[BEGIN RECORD EXCERPTS]

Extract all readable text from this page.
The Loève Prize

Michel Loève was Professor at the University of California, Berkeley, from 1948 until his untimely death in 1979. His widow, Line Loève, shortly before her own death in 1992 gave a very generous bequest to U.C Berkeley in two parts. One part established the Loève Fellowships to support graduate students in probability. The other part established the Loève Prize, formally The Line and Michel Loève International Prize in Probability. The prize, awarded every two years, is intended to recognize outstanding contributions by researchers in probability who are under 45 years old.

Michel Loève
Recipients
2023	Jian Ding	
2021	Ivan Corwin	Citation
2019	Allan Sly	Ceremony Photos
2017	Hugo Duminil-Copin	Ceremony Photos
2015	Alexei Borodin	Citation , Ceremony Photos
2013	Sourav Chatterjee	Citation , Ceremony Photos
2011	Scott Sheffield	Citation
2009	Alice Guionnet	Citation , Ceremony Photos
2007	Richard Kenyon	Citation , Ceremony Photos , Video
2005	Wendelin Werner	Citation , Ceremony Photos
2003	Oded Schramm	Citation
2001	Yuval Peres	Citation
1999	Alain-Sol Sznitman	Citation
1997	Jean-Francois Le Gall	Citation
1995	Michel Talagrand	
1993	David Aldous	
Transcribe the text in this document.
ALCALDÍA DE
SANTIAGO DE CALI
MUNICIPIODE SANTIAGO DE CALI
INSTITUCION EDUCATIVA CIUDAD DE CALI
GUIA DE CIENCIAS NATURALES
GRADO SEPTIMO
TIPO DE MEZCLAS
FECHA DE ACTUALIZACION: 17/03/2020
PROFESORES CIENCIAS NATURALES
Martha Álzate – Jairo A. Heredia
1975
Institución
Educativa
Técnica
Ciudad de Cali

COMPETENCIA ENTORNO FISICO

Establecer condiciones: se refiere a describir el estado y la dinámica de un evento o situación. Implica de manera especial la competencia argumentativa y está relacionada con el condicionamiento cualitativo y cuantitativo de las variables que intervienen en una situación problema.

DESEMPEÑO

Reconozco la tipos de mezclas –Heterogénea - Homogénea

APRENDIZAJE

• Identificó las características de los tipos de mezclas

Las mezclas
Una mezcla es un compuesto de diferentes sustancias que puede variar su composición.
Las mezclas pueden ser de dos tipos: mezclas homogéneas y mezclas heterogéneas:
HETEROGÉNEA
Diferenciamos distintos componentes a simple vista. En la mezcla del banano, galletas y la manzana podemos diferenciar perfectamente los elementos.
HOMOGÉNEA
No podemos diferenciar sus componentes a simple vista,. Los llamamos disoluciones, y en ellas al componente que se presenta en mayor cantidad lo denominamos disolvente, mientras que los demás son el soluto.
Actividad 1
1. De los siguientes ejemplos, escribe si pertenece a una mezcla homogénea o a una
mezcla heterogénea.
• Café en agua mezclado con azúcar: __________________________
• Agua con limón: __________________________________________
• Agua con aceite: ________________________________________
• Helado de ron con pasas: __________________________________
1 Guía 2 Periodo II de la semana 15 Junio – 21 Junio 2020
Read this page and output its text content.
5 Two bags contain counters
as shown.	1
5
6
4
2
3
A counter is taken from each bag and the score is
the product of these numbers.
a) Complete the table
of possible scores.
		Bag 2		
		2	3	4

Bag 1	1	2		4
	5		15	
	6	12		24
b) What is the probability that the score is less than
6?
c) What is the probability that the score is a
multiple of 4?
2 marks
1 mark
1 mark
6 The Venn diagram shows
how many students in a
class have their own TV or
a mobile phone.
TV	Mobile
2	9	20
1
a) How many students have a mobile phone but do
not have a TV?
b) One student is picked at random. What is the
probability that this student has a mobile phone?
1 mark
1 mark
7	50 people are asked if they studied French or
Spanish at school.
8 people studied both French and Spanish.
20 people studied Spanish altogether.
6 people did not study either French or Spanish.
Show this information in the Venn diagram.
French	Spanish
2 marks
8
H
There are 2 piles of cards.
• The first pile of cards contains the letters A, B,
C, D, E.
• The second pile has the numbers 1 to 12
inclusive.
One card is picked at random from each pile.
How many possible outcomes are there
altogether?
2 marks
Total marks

[END RECORD EXCERPTS]

SET PROBLEM =>
Output the full listing exactly as it stands.

RESPONSE BELOW =>
Extract all readable text from this page.
The Loève Prize

Michel Loève was Professor at the University of California, Berkeley, from 1948 until his untimely death in 1979. His widow, Line Loève, shortly before her own death in 1992 gave a very generous bequest to U.C Berkeley in two parts. One part established the Loève Fellowships to support graduate students in probability. The other part established the Loève Prize, formally The Line and Michel Loève International Prize in Probability. The prize, awarded every two years, is intended to recognize outstanding contributions by researchers in probability who are under 45 years old.

Michel Loève
Recipients
2023	Jian Ding	
2021	Ivan Corwin	Citation
2019	Allan Sly	Ceremony Photos
2017	Hugo Duminil-Copin	Ceremony Photos
2015	Alexei Borodin	Citation , Ceremony Photos
2013	Sourav Chatterjee	Citation , Ceremony Photos
2011	Scott Sheffield	Citation
2009	Alice Guionnet	Citation , Ceremony Photos
2007	Richard Kenyon	Citation , Ceremony Photos , Video
2005	Wendelin Werner	Citation , Ceremony Photos
2003	Oded Schramm	Citation
2001	Yuval Peres	Citation
1999	Alain-Sol Sznitman	Citation
1997	Jean-Francois Le Gall	Citation
1995	Michel Talagrand	
1993	David Aldous	
Transcribe the text in this document.
ALCALDÍA DE
SANTIAGO DE CALI
MUNICIPIODE SANTIAGO DE CALI
INSTITUCION EDUCATIVA CIUDAD DE CALI
GUIA DE CIENCIAS NATURALES
GRADO SEPTIMO
TIPO DE MEZCLAS
FECHA DE ACTUALIZACION: 17/03/2020
PROFESORES CIENCIAS NATURALES
Martha Álzate – Jairo A. Heredia
1975
Institución
Educativa
Técnica
Ciudad de Cali

COMPETENCIA ENTORNO FISICO

Establecer condiciones: se refiere a describir el estado y la dinámica de un evento o situación. Implica de manera especial la competencia argumentativa y está relacionada con el condicionamiento cualitativo y cuantitativo de las variables que intervienen en una situación problema.

DESEMPEÑO

Reconozco la tipos de mezclas –Heterogénea - Homogénea

APRENDIZAJE

• Identificó las características de los tipos de mezclas

Las mezclas
Una mezcla es un compuesto de diferentes sustancias que puede variar su composición.
Las mezclas pueden ser de dos tipos: mezclas homogéneas y mezclas heterogéneas:
HETEROGÉNEA
Diferenciamos distintos componentes a simple vista. En la mezcla del banano, galletas y la manzana podemos diferenciar perfectamente los elementos.
HOMOGÉNEA
No podemos diferenciar sus componentes a simple vista,. Los llamamos disoluciones, y en ellas al componente que se presenta en mayor cantidad lo denominamos disolvente, mientras que los demás son el soluto.
Actividad 1
1. De los siguientes ejemplos, escribe si pertenece a una mezcla homogénea o a una
mezcla heterogénea.
• Café en agua mezclado con azúcar: __________________________
• Agua con limón: __________________________________________
• Agua con aceite: ________________________________________
• Helado de ron con pasas: __________________________________
1 Guía 2 Periodo II de la semana 15 Junio – 21 Junio 2020
Read this page and output its text content.
5 Two bags contain counters
as shown.	1
5
6
4
2
3
A counter is taken from each bag and the score is
the product of these numbers.
a) Complete the table
of possible scores.
		Bag 2		
		2	3	4

Bag 1	1	2		4
	5		15	
	6	12		24
b) What is the probability that the score is less than
6?
c) What is the probability that the score is a
multiple of 4?
2 marks
1 mark
1 mark
6 The Venn diagram shows
how many students in a
class have their own TV or
a mobile phone.
TV	Mobile
2	9	20
1
a) How many students have a mobile phone but do
not have a TV?
b) One student is picked at random. What is the
probability that this student has a mobile phone?
1 mark
1 mark
7	50 people are asked if they studied French or
Spanish at school.
8 people studied both French and Spanish.
20 people studied Spanish altogether.
6 people did not study either French or Spanish.
Show this information in the Venn diagram.
French	Spanish
2 marks
8
H
There are 2 piles of cards.
• The first pile of cards contains the letters A, B,
C, D, E.
• The second pile has the numbers 1 to 12
inclusive.
One card is picked at random from each pile.
How many possible outcomes are there
altogether?
2 marks
Total marks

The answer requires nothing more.